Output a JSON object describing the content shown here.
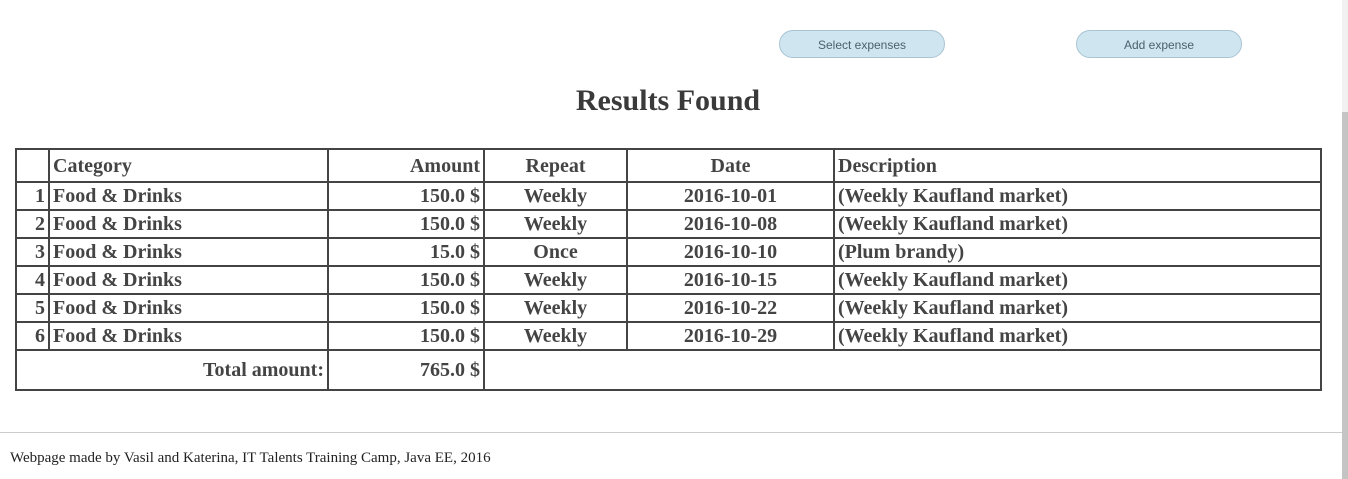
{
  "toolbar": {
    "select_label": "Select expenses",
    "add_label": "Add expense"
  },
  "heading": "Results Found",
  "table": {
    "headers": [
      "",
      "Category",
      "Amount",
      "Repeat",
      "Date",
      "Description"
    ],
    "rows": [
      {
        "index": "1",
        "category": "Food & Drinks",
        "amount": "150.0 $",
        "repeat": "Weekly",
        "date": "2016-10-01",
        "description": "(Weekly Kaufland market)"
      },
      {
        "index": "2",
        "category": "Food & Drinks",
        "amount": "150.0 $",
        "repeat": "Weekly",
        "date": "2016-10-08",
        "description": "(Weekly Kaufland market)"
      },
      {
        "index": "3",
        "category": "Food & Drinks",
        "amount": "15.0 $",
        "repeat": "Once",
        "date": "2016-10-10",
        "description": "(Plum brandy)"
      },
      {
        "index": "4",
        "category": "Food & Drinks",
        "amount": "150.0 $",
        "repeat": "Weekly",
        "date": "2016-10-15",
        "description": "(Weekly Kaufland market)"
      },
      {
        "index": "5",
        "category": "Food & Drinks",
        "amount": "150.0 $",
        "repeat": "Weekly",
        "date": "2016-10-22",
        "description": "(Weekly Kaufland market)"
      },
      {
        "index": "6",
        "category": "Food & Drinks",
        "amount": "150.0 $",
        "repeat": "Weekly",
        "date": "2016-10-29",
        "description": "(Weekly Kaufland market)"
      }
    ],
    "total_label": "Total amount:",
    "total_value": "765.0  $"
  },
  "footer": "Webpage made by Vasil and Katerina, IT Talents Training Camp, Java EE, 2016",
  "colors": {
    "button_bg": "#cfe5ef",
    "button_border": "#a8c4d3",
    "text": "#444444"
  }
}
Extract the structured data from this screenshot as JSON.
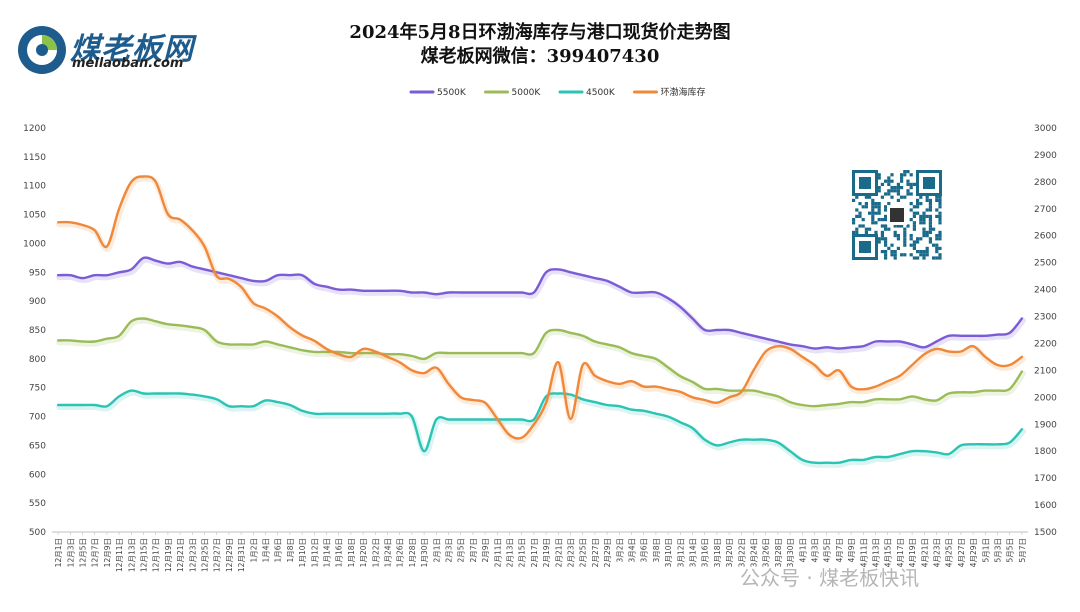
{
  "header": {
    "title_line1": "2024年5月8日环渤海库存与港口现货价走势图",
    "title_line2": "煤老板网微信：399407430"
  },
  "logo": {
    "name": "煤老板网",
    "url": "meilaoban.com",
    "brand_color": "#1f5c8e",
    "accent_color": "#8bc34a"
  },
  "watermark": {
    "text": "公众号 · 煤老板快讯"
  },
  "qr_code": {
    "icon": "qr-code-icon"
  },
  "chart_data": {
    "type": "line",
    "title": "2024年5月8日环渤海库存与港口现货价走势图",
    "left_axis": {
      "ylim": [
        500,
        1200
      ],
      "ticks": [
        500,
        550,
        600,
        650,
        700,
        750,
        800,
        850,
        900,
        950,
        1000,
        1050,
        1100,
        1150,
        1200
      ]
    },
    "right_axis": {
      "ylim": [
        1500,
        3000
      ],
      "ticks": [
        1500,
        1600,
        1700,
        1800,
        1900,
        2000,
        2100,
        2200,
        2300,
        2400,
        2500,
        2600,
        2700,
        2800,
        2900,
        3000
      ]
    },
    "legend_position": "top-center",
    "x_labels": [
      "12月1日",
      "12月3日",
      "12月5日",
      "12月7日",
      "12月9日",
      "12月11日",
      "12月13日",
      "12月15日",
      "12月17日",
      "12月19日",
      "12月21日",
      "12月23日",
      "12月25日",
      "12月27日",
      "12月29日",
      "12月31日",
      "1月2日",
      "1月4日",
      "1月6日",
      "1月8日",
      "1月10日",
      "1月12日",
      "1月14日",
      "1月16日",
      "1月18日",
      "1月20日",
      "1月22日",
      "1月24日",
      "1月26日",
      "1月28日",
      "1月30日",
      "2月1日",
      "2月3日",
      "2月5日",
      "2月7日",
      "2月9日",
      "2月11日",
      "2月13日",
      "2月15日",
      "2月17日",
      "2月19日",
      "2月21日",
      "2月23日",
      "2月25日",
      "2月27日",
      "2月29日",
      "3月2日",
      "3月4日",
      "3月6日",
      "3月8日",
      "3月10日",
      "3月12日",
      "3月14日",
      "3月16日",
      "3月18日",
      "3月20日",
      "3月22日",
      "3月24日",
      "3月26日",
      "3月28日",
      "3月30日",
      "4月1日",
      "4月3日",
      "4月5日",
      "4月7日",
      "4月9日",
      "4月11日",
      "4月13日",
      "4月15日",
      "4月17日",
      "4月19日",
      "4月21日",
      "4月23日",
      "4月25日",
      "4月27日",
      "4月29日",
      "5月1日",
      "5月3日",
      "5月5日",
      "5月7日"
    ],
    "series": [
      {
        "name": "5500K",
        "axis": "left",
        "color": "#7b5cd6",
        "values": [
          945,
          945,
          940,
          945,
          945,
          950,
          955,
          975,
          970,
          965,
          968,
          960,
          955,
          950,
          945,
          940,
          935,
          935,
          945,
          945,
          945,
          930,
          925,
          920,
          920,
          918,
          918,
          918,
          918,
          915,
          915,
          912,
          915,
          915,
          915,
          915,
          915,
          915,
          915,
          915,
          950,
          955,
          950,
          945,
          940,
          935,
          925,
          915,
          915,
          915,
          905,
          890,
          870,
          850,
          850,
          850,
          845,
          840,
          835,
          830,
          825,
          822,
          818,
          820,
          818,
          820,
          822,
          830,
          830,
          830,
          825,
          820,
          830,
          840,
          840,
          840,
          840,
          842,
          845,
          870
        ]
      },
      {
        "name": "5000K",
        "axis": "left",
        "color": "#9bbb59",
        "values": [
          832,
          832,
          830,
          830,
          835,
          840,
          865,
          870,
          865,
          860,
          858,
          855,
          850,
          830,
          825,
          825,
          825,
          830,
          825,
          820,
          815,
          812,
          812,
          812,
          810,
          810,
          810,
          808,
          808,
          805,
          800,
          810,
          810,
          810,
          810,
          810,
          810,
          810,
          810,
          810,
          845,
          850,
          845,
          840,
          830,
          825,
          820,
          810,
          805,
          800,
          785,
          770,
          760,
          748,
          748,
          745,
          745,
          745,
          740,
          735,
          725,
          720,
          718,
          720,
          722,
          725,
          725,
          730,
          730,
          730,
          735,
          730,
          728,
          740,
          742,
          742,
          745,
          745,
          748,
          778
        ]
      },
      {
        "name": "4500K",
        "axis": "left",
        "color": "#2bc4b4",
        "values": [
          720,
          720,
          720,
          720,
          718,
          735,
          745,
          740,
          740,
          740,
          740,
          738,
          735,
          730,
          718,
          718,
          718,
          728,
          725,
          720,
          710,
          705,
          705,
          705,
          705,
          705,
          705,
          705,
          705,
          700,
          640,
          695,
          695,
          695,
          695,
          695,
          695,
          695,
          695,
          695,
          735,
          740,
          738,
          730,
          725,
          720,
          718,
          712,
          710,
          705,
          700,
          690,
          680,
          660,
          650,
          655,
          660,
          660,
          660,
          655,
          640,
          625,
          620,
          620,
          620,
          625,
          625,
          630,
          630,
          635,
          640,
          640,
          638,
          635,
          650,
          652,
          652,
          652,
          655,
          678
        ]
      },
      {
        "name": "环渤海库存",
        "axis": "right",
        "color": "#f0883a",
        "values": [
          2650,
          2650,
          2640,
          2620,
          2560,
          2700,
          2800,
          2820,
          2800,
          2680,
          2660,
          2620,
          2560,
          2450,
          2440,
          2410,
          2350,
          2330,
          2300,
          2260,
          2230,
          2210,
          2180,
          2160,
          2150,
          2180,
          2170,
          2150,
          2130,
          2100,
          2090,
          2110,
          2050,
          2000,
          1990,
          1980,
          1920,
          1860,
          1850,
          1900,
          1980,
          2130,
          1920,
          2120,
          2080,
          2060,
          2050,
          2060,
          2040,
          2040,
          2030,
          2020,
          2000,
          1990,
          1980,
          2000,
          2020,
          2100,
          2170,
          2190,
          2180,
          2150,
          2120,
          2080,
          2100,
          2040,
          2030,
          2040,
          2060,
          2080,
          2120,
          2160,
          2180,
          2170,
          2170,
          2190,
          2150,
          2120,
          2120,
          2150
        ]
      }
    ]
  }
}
---
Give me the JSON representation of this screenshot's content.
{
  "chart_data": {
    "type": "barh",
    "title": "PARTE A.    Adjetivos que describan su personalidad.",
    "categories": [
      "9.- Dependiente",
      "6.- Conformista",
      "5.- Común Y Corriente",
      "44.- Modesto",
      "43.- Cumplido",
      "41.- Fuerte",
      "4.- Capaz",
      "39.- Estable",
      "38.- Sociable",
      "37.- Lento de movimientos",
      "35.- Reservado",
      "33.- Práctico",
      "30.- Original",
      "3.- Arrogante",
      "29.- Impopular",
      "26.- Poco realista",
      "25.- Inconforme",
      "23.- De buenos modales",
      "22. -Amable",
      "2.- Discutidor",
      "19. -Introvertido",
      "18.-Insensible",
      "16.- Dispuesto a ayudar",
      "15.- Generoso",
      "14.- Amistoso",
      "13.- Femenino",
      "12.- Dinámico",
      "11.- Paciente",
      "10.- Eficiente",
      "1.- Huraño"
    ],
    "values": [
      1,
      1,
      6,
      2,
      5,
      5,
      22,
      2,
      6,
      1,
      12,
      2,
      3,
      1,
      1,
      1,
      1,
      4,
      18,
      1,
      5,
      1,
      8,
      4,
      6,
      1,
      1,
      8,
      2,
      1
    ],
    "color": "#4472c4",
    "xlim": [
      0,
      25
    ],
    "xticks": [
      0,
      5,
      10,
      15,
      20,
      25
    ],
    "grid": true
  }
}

§ **TASK STATEMENT**: State how many lines of the material contain the string "this", with no other words.

§ **ANSWER**: 2